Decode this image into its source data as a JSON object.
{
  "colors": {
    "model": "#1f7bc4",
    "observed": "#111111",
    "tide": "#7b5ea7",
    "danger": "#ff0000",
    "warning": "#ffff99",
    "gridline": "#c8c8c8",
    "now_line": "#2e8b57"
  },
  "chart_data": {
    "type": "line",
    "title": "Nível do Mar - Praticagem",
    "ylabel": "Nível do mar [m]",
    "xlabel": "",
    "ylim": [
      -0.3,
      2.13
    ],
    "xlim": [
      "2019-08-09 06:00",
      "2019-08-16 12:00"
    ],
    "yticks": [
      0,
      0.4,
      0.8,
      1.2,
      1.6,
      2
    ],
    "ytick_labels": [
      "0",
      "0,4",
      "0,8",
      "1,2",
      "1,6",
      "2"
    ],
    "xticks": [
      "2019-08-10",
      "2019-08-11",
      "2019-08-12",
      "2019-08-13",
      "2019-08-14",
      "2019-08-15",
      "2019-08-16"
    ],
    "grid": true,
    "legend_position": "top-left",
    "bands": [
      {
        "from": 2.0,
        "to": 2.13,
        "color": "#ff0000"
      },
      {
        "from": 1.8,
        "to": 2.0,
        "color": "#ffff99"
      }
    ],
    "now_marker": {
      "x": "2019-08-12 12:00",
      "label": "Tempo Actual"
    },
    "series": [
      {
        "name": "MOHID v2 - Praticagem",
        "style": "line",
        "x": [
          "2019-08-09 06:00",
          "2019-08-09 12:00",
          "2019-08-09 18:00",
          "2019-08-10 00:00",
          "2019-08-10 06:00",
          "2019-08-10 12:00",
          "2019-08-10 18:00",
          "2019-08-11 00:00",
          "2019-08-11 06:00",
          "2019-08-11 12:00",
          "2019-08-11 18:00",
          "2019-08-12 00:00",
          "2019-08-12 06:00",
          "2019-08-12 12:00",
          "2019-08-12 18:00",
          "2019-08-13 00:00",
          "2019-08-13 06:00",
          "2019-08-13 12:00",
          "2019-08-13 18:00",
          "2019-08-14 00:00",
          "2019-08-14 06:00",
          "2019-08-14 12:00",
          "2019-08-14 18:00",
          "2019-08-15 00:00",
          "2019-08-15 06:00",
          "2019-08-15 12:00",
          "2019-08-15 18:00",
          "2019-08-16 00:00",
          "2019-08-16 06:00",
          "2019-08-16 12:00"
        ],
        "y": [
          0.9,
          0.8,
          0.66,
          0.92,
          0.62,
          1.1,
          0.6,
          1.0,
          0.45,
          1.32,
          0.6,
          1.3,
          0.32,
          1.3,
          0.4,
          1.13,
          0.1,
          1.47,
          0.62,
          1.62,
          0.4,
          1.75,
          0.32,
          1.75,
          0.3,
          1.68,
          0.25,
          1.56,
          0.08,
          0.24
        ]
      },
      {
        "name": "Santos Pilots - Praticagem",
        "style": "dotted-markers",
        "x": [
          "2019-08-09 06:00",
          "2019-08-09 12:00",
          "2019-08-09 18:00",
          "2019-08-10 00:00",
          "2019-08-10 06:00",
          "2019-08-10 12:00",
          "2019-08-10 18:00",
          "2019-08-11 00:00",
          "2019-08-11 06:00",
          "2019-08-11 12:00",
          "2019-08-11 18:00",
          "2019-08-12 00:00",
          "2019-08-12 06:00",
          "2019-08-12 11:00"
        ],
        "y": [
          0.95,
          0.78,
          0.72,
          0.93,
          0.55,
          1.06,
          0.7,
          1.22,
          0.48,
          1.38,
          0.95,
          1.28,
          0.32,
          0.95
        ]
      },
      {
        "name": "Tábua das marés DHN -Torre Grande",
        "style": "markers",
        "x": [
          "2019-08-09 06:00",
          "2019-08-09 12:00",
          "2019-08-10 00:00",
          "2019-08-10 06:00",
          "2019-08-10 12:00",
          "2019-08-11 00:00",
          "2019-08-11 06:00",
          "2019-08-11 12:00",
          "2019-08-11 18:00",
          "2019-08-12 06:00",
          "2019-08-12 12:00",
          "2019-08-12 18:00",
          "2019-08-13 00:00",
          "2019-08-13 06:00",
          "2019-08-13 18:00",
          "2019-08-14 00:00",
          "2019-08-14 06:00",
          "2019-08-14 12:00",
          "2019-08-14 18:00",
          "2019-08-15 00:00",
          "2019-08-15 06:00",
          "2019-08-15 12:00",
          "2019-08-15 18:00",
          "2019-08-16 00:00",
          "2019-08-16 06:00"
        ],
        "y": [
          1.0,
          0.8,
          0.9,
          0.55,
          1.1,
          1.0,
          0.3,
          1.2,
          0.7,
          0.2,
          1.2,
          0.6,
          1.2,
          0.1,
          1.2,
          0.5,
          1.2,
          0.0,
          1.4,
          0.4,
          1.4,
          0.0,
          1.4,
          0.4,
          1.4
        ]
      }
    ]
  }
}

┄┄┄┄┄┄

# Exercise description:
Please restate the whole listing word for word.

# Finished exercise:
Decode this image into its source data as a JSON object.
{
  "colors": {
    "model": "#1f7bc4",
    "observed": "#111111",
    "tide": "#7b5ea7",
    "danger": "#ff0000",
    "warning": "#ffff99",
    "gridline": "#c8c8c8",
    "now_line": "#2e8b57"
  },
  "chart_data": {
    "type": "line",
    "title": "Nível do Mar - Praticagem",
    "ylabel": "Nível do mar [m]",
    "xlabel": "",
    "ylim": [
      -0.3,
      2.13
    ],
    "xlim": [
      "2019-08-09 06:00",
      "2019-08-16 12:00"
    ],
    "yticks": [
      0,
      0.4,
      0.8,
      1.2,
      1.6,
      2
    ],
    "ytick_labels": [
      "0",
      "0,4",
      "0,8",
      "1,2",
      "1,6",
      "2"
    ],
    "xticks": [
      "2019-08-10",
      "2019-08-11",
      "2019-08-12",
      "2019-08-13",
      "2019-08-14",
      "2019-08-15",
      "2019-08-16"
    ],
    "grid": true,
    "legend_position": "top-left",
    "bands": [
      {
        "from": 2.0,
        "to": 2.13,
        "color": "#ff0000"
      },
      {
        "from": 1.8,
        "to": 2.0,
        "color": "#ffff99"
      }
    ],
    "now_marker": {
      "x": "2019-08-12 12:00",
      "label": "Tempo Actual"
    },
    "series": [
      {
        "name": "MOHID v2 - Praticagem",
        "style": "line",
        "x": [
          "2019-08-09 06:00",
          "2019-08-09 12:00",
          "2019-08-09 18:00",
          "2019-08-10 00:00",
          "2019-08-10 06:00",
          "2019-08-10 12:00",
          "2019-08-10 18:00",
          "2019-08-11 00:00",
          "2019-08-11 06:00",
          "2019-08-11 12:00",
          "2019-08-11 18:00",
          "2019-08-12 00:00",
          "2019-08-12 06:00",
          "2019-08-12 12:00",
          "2019-08-12 18:00",
          "2019-08-13 00:00",
          "2019-08-13 06:00",
          "2019-08-13 12:00",
          "2019-08-13 18:00",
          "2019-08-14 00:00",
          "2019-08-14 06:00",
          "2019-08-14 12:00",
          "2019-08-14 18:00",
          "2019-08-15 00:00",
          "2019-08-15 06:00",
          "2019-08-15 12:00",
          "2019-08-15 18:00",
          "2019-08-16 00:00",
          "2019-08-16 06:00",
          "2019-08-16 12:00"
        ],
        "y": [
          0.9,
          0.8,
          0.66,
          0.92,
          0.62,
          1.1,
          0.6,
          1.0,
          0.45,
          1.32,
          0.6,
          1.3,
          0.32,
          1.3,
          0.4,
          1.13,
          0.1,
          1.47,
          0.62,
          1.62,
          0.4,
          1.75,
          0.32,
          1.75,
          0.3,
          1.68,
          0.25,
          1.56,
          0.08,
          0.24
        ]
      },
      {
        "name": "Santos Pilots - Praticagem",
        "style": "dotted-markers",
        "x": [
          "2019-08-09 06:00",
          "2019-08-09 12:00",
          "2019-08-09 18:00",
          "2019-08-10 00:00",
          "2019-08-10 06:00",
          "2019-08-10 12:00",
          "2019-08-10 18:00",
          "2019-08-11 00:00",
          "2019-08-11 06:00",
          "2019-08-11 12:00",
          "2019-08-11 18:00",
          "2019-08-12 00:00",
          "2019-08-12 06:00",
          "2019-08-12 11:00"
        ],
        "y": [
          0.95,
          0.78,
          0.72,
          0.93,
          0.55,
          1.06,
          0.7,
          1.22,
          0.48,
          1.38,
          0.95,
          1.28,
          0.32,
          0.95
        ]
      },
      {
        "name": "Tábua das marés DHN -Torre Grande",
        "style": "markers",
        "x": [
          "2019-08-09 06:00",
          "2019-08-09 12:00",
          "2019-08-10 00:00",
          "2019-08-10 06:00",
          "2019-08-10 12:00",
          "2019-08-11 00:00",
          "2019-08-11 06:00",
          "2019-08-11 12:00",
          "2019-08-11 18:00",
          "2019-08-12 06:00",
          "2019-08-12 12:00",
          "2019-08-12 18:00",
          "2019-08-13 00:00",
          "2019-08-13 06:00",
          "2019-08-13 18:00",
          "2019-08-14 00:00",
          "2019-08-14 06:00",
          "2019-08-14 12:00",
          "2019-08-14 18:00",
          "2019-08-15 00:00",
          "2019-08-15 06:00",
          "2019-08-15 12:00",
          "2019-08-15 18:00",
          "2019-08-16 00:00",
          "2019-08-16 06:00"
        ],
        "y": [
          1.0,
          0.8,
          0.9,
          0.55,
          1.1,
          1.0,
          0.3,
          1.2,
          0.7,
          0.2,
          1.2,
          0.6,
          1.2,
          0.1,
          1.2,
          0.5,
          1.2,
          0.0,
          1.4,
          0.4,
          1.4,
          0.0,
          1.4,
          0.4,
          1.4
        ]
      }
    ]
  }
}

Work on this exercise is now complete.